■ Given exercise: Find each line containing the string "relu". Copy it.

=== Available data ===

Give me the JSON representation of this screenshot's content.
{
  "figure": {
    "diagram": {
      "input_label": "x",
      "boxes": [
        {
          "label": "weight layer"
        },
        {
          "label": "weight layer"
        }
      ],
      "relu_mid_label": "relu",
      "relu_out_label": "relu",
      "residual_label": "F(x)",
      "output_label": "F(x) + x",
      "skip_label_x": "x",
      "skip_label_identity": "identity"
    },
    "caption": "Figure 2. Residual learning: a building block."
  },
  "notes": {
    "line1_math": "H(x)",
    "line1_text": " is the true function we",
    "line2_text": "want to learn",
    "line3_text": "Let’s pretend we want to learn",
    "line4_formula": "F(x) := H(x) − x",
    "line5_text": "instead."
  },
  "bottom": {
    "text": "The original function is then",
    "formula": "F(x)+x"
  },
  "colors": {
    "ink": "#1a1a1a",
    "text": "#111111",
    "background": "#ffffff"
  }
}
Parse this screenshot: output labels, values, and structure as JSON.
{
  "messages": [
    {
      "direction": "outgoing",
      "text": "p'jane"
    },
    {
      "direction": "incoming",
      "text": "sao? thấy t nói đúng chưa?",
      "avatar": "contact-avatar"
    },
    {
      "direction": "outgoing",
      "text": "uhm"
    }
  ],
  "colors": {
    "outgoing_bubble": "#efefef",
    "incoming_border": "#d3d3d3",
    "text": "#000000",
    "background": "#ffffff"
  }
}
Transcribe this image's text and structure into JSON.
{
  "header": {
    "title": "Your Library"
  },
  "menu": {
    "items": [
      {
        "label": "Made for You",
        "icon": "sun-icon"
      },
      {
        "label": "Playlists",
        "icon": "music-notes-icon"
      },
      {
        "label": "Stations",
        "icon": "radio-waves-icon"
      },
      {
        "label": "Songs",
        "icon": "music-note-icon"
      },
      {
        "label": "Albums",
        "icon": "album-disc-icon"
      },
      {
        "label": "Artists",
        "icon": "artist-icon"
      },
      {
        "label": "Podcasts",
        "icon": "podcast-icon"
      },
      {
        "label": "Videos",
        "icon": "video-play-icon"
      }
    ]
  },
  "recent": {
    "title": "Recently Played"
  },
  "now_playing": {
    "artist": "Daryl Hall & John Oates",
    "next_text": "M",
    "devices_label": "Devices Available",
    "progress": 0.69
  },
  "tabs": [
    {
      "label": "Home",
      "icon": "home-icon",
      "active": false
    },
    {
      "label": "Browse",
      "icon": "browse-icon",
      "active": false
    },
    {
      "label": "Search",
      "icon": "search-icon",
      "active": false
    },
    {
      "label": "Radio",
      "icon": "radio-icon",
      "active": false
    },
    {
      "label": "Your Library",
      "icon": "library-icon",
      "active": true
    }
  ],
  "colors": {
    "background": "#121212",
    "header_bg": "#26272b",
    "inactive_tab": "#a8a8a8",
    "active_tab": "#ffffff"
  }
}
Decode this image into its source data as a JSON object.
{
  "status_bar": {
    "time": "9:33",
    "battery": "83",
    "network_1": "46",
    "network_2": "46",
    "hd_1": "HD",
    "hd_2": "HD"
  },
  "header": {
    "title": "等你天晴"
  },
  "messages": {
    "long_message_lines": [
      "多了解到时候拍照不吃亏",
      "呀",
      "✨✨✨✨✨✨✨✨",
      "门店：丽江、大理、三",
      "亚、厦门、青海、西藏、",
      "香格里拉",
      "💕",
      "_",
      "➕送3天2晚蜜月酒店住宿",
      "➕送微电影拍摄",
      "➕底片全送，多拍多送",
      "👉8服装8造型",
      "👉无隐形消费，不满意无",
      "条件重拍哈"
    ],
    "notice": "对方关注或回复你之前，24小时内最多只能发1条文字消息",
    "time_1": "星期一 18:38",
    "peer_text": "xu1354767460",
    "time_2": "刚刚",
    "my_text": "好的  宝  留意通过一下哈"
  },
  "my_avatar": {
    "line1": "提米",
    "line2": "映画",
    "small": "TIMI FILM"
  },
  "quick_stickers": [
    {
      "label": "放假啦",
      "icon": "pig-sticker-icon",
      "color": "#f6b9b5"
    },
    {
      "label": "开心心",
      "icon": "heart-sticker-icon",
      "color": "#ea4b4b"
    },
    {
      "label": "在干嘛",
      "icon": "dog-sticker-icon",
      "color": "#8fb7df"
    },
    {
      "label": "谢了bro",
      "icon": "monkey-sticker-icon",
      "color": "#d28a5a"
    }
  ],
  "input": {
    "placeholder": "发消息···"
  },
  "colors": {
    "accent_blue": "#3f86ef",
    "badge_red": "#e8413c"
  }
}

===

■ Answer:
      "relu_mid_label": "relu",
      "relu_out_label": "relu",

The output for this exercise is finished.